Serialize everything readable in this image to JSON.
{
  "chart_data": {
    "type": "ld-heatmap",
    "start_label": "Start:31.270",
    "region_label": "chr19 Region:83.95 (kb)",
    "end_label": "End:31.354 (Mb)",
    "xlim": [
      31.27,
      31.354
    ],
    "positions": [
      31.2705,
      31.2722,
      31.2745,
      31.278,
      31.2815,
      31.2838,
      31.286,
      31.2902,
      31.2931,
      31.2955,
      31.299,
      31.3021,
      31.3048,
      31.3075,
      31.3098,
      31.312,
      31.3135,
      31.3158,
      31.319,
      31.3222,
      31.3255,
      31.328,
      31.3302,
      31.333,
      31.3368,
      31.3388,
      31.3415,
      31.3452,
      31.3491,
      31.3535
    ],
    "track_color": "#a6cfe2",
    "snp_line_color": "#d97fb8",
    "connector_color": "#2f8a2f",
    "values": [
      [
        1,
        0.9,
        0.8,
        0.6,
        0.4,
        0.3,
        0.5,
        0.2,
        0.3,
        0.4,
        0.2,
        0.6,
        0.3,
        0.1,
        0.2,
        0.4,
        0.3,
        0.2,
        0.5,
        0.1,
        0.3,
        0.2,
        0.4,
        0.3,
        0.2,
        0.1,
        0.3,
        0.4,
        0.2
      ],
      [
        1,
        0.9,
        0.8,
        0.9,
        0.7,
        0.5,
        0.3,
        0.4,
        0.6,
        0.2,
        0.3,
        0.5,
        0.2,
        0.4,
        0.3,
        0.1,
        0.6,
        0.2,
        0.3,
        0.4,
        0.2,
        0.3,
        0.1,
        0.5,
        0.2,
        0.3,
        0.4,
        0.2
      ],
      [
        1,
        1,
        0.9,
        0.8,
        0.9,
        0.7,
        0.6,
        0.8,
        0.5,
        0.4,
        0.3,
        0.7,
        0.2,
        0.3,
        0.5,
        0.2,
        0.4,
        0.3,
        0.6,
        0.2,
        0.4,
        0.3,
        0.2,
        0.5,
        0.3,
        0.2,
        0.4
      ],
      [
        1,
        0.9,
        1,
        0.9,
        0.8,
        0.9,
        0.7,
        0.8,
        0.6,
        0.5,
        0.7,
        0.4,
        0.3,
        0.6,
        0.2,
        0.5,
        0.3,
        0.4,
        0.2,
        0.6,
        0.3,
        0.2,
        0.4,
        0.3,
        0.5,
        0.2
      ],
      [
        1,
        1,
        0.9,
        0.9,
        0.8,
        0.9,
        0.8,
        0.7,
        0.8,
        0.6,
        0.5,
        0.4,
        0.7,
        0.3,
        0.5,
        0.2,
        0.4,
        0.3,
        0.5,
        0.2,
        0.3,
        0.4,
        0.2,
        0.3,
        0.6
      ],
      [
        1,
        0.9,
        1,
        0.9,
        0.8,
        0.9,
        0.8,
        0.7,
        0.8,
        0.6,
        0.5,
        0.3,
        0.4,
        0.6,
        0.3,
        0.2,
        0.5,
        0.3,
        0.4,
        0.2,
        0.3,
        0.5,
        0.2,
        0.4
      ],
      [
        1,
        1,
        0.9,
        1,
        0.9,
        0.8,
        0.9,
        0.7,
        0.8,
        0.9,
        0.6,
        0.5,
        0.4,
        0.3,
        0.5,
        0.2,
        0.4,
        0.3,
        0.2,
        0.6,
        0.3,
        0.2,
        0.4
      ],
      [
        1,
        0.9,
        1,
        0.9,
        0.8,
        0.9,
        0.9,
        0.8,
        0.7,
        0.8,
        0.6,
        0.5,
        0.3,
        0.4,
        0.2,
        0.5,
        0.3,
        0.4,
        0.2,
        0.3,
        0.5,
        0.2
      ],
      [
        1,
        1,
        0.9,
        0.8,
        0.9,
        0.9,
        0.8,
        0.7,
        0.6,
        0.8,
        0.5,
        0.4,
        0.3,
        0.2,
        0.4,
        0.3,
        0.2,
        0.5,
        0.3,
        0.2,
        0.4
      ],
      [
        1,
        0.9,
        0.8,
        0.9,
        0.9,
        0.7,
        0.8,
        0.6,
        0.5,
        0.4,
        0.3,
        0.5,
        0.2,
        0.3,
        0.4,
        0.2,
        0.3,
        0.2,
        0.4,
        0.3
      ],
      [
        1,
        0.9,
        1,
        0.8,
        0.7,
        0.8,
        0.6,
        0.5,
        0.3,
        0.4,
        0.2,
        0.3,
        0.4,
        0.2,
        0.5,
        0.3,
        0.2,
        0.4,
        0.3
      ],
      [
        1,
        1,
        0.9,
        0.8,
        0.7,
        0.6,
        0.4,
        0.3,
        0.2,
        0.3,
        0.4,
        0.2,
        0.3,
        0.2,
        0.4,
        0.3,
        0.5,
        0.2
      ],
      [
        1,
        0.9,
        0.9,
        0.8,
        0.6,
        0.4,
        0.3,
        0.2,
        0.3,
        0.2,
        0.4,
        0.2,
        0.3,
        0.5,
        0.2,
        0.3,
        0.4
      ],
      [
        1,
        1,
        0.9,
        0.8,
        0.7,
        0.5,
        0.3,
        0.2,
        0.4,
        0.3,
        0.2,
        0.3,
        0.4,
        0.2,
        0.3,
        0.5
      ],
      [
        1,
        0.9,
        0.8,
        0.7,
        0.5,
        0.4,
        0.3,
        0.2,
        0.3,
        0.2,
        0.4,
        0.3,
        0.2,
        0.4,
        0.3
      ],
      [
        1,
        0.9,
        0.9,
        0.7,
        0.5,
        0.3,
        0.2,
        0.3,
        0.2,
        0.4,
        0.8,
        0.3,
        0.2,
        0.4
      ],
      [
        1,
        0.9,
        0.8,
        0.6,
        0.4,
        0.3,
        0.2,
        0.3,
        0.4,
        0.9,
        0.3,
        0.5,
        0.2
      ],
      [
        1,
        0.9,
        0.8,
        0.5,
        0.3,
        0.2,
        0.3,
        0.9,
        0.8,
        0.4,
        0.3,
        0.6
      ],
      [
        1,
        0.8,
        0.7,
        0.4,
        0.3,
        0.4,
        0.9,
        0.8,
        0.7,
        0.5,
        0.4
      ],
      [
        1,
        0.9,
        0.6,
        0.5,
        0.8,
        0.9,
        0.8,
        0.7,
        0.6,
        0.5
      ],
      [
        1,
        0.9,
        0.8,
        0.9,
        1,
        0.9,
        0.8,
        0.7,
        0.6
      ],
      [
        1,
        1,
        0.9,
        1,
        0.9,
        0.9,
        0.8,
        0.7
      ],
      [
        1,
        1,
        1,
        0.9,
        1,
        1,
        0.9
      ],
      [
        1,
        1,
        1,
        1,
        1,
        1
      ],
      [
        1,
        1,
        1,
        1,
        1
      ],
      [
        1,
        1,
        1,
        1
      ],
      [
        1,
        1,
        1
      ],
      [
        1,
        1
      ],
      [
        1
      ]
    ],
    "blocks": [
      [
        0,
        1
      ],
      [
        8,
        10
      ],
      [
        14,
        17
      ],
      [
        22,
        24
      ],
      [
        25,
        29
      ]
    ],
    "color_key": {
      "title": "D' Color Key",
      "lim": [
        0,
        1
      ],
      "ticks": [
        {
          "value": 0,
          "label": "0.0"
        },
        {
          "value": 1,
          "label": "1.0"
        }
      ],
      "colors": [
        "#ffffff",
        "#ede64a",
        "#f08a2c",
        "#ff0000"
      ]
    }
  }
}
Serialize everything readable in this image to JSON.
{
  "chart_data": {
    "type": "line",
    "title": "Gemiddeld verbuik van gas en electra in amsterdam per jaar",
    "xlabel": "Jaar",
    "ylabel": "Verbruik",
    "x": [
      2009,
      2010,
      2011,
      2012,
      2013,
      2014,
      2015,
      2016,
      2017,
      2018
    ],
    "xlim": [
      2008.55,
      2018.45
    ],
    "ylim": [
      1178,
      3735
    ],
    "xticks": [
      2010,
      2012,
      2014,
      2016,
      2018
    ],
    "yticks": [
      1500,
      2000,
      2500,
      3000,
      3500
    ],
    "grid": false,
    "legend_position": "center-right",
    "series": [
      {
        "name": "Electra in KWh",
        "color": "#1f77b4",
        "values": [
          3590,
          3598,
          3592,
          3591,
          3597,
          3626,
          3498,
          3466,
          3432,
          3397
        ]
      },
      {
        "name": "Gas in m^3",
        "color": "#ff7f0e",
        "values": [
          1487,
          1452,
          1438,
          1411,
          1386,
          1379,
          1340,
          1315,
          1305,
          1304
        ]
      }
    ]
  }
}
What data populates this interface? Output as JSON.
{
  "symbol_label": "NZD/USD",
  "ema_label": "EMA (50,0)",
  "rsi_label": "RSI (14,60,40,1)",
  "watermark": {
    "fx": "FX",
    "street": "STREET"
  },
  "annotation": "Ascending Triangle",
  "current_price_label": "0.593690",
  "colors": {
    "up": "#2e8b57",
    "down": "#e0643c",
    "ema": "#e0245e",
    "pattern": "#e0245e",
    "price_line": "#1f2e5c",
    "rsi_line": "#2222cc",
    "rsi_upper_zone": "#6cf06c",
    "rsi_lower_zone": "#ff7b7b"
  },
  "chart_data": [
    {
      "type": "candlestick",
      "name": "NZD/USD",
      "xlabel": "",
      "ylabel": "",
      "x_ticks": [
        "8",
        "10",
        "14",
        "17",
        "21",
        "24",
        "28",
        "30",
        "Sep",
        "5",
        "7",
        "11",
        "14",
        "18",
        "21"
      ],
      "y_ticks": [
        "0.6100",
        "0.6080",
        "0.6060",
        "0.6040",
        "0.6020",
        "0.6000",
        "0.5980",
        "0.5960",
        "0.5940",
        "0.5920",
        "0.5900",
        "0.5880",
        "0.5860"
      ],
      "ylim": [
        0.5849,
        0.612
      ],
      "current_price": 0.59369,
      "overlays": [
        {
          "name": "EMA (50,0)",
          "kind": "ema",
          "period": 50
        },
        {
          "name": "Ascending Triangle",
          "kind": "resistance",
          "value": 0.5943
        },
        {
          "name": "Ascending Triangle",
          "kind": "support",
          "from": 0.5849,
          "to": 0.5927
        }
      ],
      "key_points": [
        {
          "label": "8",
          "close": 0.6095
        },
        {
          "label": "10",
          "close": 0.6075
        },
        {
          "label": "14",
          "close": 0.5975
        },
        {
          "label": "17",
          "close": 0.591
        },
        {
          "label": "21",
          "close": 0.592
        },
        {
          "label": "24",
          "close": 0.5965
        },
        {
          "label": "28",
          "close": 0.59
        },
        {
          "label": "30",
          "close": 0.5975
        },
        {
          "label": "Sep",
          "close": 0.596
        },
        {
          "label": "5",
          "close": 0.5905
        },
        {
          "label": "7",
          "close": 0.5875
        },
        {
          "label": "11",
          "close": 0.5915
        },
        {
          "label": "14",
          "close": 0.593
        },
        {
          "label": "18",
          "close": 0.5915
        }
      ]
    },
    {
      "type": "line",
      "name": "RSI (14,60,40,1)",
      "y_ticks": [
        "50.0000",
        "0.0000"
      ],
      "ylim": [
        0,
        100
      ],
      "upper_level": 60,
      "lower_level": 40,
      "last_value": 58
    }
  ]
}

◆ ◆ ◆ ◆ ◆ ◆ ◆

WORK TO DO: Extract each line from the entries above that contains the string "title".

RESULT OF THIS TASK:
      "title": "D' Color Key",
    "title": "Gemiddeld verbuik van gas en electra in amsterdam per jaar",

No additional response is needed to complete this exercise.